— BEGIN Data extract —

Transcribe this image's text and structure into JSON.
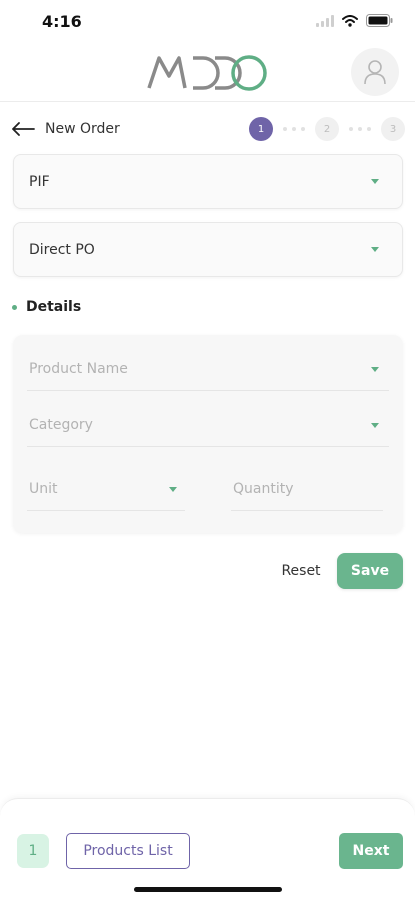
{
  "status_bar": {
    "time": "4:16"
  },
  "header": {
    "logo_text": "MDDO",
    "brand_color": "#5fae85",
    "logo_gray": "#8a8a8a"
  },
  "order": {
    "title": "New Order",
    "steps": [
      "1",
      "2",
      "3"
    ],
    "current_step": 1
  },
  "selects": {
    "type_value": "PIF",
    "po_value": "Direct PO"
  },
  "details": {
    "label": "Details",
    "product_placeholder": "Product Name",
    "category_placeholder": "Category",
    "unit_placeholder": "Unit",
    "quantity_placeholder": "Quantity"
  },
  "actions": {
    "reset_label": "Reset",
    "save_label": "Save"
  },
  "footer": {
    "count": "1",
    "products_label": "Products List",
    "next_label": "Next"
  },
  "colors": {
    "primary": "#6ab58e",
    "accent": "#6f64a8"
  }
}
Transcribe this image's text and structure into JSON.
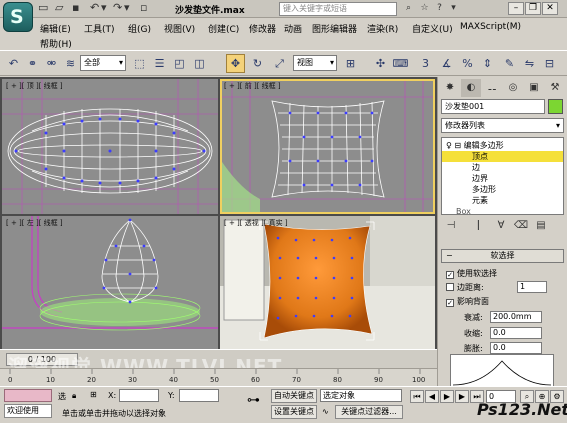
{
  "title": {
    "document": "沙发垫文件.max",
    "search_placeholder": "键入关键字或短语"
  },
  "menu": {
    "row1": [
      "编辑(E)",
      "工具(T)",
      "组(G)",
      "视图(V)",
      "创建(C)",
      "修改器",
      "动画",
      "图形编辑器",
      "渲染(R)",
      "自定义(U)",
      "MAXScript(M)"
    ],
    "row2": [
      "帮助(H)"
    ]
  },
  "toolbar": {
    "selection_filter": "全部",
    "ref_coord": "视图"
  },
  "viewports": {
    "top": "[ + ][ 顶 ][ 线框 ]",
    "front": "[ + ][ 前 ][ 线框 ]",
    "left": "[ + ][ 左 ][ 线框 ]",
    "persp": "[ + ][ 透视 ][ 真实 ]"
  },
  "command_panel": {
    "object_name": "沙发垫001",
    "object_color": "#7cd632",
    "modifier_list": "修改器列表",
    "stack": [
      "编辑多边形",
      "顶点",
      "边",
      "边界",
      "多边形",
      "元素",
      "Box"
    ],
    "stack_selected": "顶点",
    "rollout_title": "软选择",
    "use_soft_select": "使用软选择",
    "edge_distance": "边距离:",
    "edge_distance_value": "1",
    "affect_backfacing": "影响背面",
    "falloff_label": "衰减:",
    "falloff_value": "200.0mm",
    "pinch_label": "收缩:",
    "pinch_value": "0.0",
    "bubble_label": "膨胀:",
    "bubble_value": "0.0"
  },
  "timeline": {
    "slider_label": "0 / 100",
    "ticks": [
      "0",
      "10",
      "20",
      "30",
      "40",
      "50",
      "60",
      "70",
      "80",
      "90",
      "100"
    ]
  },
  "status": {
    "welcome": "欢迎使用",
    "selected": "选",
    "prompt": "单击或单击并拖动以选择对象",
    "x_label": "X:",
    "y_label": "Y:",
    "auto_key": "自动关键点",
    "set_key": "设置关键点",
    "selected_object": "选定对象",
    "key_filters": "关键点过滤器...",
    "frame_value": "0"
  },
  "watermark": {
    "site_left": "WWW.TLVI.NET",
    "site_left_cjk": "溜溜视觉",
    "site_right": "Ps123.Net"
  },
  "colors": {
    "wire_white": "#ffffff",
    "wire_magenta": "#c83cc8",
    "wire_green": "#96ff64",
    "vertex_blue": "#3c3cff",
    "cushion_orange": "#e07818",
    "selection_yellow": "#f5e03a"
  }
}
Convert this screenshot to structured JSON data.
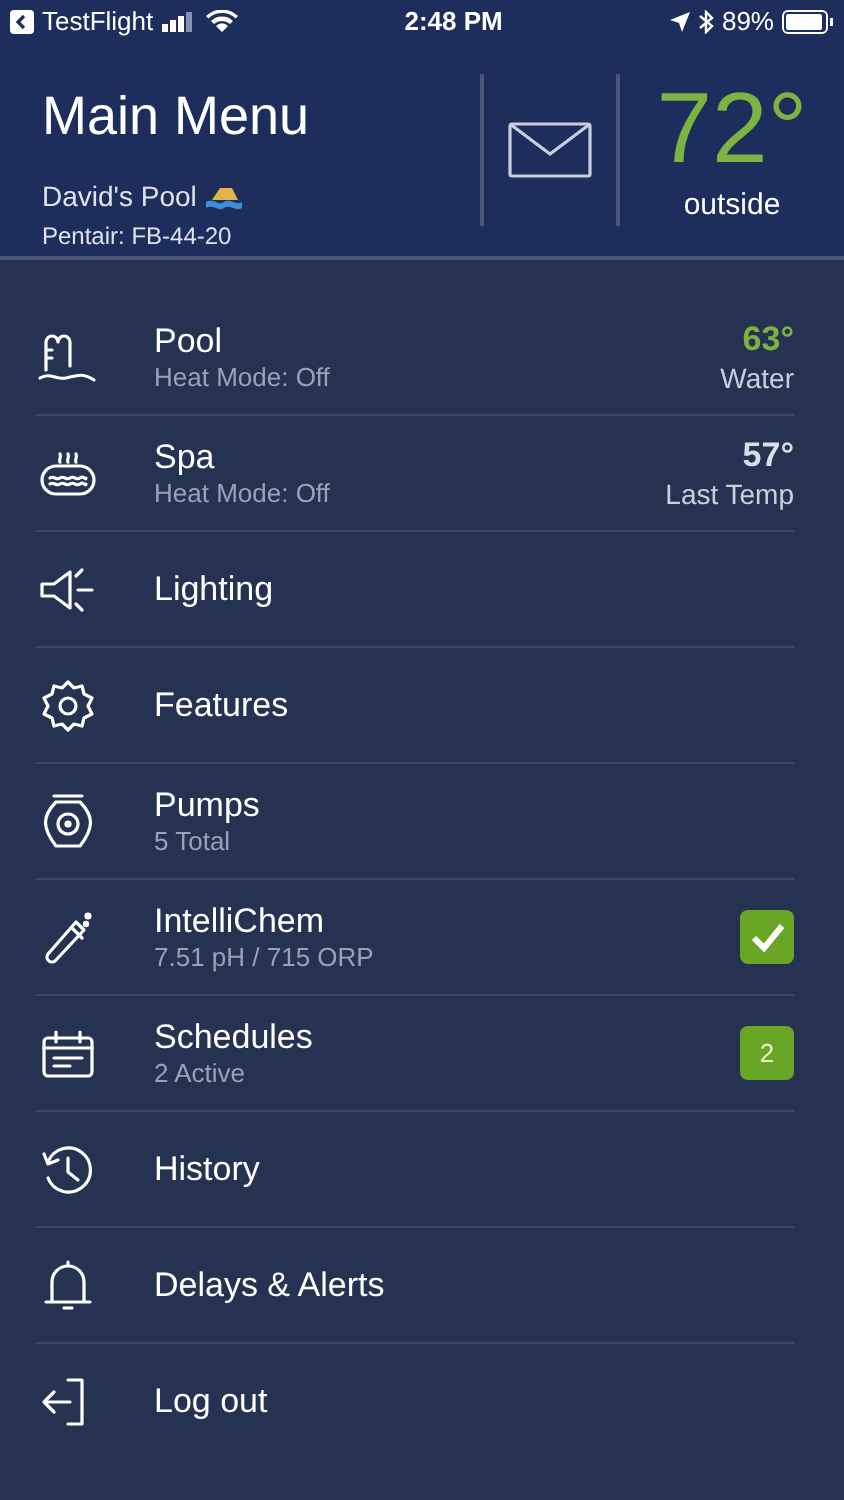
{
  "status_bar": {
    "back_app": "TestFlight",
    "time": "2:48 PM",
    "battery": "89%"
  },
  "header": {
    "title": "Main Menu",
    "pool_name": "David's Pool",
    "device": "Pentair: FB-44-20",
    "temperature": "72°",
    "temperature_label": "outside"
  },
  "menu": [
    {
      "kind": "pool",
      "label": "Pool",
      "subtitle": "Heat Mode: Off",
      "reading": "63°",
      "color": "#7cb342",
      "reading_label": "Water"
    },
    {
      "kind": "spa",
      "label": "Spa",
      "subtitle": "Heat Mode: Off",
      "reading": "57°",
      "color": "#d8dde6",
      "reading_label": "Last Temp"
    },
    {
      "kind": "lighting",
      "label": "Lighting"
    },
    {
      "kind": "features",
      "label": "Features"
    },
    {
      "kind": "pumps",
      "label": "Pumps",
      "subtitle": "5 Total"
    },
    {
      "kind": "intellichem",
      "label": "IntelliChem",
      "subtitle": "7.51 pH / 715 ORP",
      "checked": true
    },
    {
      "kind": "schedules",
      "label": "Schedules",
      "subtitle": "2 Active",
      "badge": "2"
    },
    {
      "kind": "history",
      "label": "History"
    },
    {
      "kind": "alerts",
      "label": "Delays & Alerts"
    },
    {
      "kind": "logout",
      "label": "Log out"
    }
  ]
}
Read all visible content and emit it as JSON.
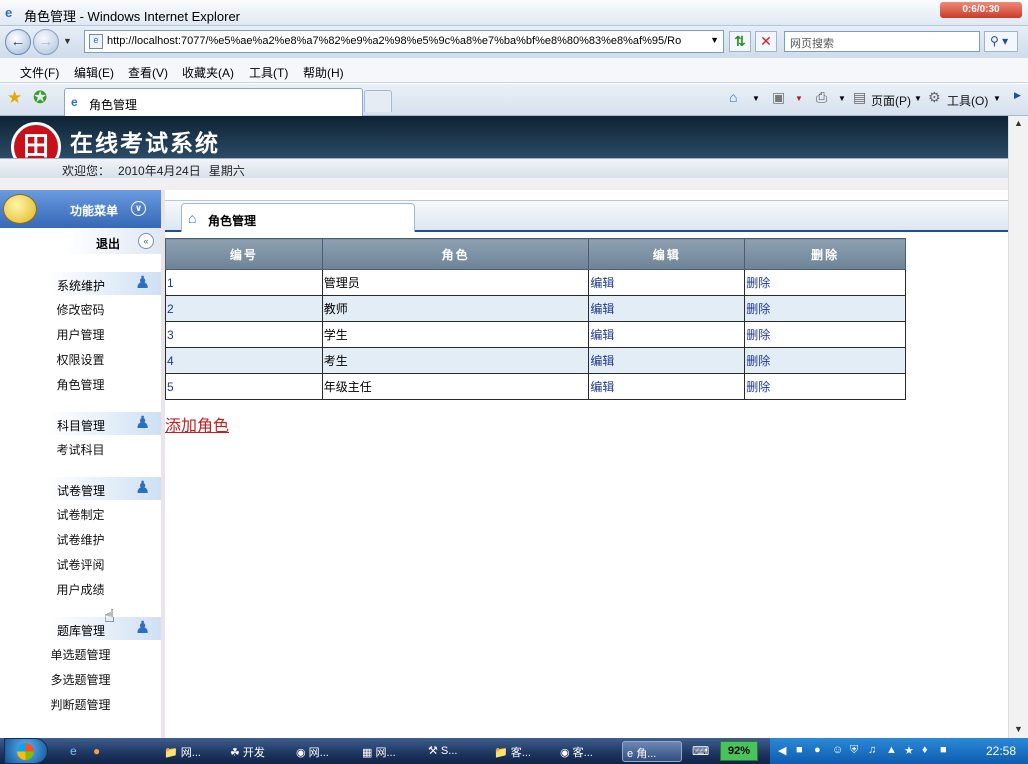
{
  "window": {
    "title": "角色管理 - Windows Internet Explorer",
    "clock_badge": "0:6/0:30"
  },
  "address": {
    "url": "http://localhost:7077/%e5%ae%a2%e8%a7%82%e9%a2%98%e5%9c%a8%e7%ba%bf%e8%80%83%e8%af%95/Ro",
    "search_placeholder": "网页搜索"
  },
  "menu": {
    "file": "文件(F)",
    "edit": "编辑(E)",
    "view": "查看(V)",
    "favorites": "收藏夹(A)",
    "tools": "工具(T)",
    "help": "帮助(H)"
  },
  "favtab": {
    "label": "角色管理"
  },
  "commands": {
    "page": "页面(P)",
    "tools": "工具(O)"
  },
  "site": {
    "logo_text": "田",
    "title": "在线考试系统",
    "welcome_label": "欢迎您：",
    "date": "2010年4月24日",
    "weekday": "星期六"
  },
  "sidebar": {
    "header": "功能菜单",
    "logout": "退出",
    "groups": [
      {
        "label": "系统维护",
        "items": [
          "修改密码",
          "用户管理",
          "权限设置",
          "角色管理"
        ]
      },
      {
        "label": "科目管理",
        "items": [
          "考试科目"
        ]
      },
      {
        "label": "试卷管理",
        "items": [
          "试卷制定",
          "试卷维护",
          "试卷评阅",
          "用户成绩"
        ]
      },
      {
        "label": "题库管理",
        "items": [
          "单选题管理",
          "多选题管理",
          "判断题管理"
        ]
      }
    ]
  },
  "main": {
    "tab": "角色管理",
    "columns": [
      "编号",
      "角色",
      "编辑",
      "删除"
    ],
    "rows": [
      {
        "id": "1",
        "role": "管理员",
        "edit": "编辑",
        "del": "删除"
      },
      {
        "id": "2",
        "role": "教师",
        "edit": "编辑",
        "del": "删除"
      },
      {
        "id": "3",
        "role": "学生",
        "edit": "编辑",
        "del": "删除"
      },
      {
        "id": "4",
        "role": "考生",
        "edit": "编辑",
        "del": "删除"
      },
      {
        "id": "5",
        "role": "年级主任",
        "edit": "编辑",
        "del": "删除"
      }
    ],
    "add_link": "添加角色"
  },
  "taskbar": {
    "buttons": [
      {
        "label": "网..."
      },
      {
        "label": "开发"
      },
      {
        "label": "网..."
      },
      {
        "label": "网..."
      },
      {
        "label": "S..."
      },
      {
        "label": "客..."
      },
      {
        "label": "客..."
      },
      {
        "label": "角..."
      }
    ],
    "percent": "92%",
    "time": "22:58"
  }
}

— END Data extract —

**Task**
Find the string "JSON" in the entries above and return each line that holds it.

**Full answer**
Transcribe this image's text and structure into JSON.
Transcribe this image's text and structure into JSON.
Convert this screenshot to structured JSON data.
Read all visible content and emit it as JSON.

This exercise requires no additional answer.